QUESTIONS ON THE MATERIAL:
1. Change "culturally" to "socially" in everything from "I think this" down to "are culturally derived.", and give that stretch of the passage on thinking about thinking.
2. Using the passage on thinking about thinking, decide whether each statement agrees with it. Answer yes or no and quote the deciding words. (a) The quoted philosophy reference gives "thinking about thinking" as the shortest definition of philosophy. (b) Pirsig is said to hold that Descartes did his thinking independently of French culture. (c) The social level is described as including language.

PASSAGE PROVIDED:
    the mind/body problem because it does not see this middle term. It goes
    directly from biolocial brains to intellectual ideas, as if there were
    nothing in between, as if myth, ritual, religion and other social patterns
    were merely immature, irrational, unscientific ideas. They are seen as BAD
    ideas, but ideas all the same. Pirsig says no, these two forms of
    consciousness, may seem to be all of a kind, but are in fact two completely
    different levels of reality.

    This important distinction is undermined by saying all living creatures have
    ideas because it confuses biology with intellect. This distinction is undone
    by saying all people have intellect because it confuses social values from
    intellect. This distinction is erased by insisting that the social level is
    unthinking or unconscious because that deprives the social of its
    thoughtfull and wisdom. There was a point I made months ago that was pretty
    much laughed off the stage, but perhaps the light shed on the issues in
    conversations since
    will make it easier to see. I'm especially thinking of the exchanges Between
    Sam and me and others. I'd like to suggest that people "think" with social
    values most of the time, that our "ideas" are social values. We could say
    that thinking is social, whereas thinking ABOUT thinking is intellectual.
    Take a look at what the Oxford Companion to Philosophy says about philosophy
    itself.

    "The shortest definition, and it is quite a good one, is that philosophy is
    thinking about thinking. That brings out the generally second-order
    character of the subject, as reflective thought about particular kinds of
    thinking - formation of beliefs, claims to knowledge - about the world or
    large parts of it. A more detailed, but still uncontroversially
    comprehesive, definition is that philosophy is rationally critical thinking,
    of a more or less systematic kind about the general nature of the world
    (mataphysics or theory of existence), the justification of belief
    (epistemology or theory of knowledge), and the conduct of life (ethics or
    theory of value). Each of the three elements in this list has a
    non-philosophical counterpart, from which it is distinquished by its
    explicity rational and critical way of proceeding and by its systematic
    nature. Everyone has some general conception of the nature of the world in
    which they live and of their place in it. Metaphysics replaces the unargued
    assumptions embodied in such a conception with a rational and organized body
    of beliefs about the world as a whole. Everybody has occasion to doubt or
    question beliefs, their own or those of others, with more or less success
    and without any theory of what they are doing. Epistemology seeks by
    argument to make explicit the rules of correct belief formation. Everyone
    governs their conduct by directing it to desired or valued ends. Ethics, or
    moral philsophy, in it most inclusive sense, seeks to articulate, in
    rationally systematic form, the rules or principles involved."

    DMB says:
    Here I think we can see the difference between social level thinking and
    intellectual thinking. Social level thinking is that "non-philosophical
    counterpart", is everybody's "general conception", is the "unargued
    assumptions", is thinking "without any theory". The social level is the
    reason we can think, but it takes intellect to think about thinking. Science
    is really not much different. The scientific method proscribes a very
    certain way to think about what is being explored in the lab. And just about
    any intellectual field will employ rationality and take a systematic
    approach to the issues.

    I think this is consistent with everything Pirsig says, such as the point I
    keep making; that all our intellectual descriptions are culturally derived.
    This is consistent with the idea that the first intellectual ideas could
    have been derived from ritual and primitive cosmology stories. It fits with
    Pirsig's insistence that Descartes depended on French culture to think. The
    social level, which includes language itself, supplies us with our "general
    conceptions" and "unargued assumptions" about the world and the intellect's
    job is to think rationally and systematically about these conceptions and
    assumptions. It is thinking about thinking.

GIVEN INFORMATION:

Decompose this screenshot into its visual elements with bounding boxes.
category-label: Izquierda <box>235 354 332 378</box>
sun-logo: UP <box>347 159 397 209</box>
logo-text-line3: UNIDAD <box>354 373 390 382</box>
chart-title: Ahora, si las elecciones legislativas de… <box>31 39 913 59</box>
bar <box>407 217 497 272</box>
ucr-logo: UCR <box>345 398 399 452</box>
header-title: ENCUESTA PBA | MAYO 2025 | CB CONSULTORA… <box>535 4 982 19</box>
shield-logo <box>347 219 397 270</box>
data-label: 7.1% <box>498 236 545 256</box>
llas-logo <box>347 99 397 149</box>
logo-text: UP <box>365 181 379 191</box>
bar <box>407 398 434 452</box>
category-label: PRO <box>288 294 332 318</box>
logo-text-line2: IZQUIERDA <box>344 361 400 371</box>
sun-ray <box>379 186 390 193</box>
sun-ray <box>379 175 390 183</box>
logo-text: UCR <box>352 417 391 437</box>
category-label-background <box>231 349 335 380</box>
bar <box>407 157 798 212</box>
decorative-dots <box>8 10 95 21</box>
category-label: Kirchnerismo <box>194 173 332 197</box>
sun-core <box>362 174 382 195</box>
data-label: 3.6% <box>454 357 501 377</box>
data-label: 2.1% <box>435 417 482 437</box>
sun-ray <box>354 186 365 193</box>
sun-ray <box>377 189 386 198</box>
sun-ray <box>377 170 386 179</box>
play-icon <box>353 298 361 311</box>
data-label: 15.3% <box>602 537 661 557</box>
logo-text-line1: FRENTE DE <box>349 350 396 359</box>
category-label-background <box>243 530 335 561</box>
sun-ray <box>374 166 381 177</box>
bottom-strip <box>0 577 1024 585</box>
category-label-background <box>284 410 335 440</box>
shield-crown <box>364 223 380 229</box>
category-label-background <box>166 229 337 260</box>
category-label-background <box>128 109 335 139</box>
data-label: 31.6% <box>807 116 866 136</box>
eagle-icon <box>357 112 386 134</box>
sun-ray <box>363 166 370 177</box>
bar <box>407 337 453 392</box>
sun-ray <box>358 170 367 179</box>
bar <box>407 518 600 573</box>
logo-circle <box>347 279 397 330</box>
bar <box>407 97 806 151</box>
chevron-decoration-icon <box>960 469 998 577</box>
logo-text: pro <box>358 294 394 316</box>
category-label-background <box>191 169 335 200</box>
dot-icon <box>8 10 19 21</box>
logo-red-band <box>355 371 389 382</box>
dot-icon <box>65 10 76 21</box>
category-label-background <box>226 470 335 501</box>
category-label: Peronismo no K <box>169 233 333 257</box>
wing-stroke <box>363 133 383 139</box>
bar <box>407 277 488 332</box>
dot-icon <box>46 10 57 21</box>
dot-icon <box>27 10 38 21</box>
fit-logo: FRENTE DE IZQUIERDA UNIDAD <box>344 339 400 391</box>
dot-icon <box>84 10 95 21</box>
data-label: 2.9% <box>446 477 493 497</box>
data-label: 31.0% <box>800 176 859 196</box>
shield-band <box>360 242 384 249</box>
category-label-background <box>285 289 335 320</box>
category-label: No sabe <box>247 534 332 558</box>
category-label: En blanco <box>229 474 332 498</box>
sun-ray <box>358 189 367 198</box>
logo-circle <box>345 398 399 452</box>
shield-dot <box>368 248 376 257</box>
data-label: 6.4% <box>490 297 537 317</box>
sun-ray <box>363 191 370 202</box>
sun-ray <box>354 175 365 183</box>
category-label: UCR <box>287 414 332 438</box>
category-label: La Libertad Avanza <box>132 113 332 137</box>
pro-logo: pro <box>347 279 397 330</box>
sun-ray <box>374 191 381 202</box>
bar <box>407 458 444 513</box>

TASK SOLUTIONS:
1.
I think this is consistent with everything Pirsig says, such as the point I
    keep making; that all our intellectual descriptions are socially derived.

2.
(a) Yes: "The shortest definition, and it is quite a good one, is that philosophy is thinking about thinking."
(b) No: "Pirsig's insistence that Descartes depended on French culture to think."
(c) Yes: "The social level, which includes language itself"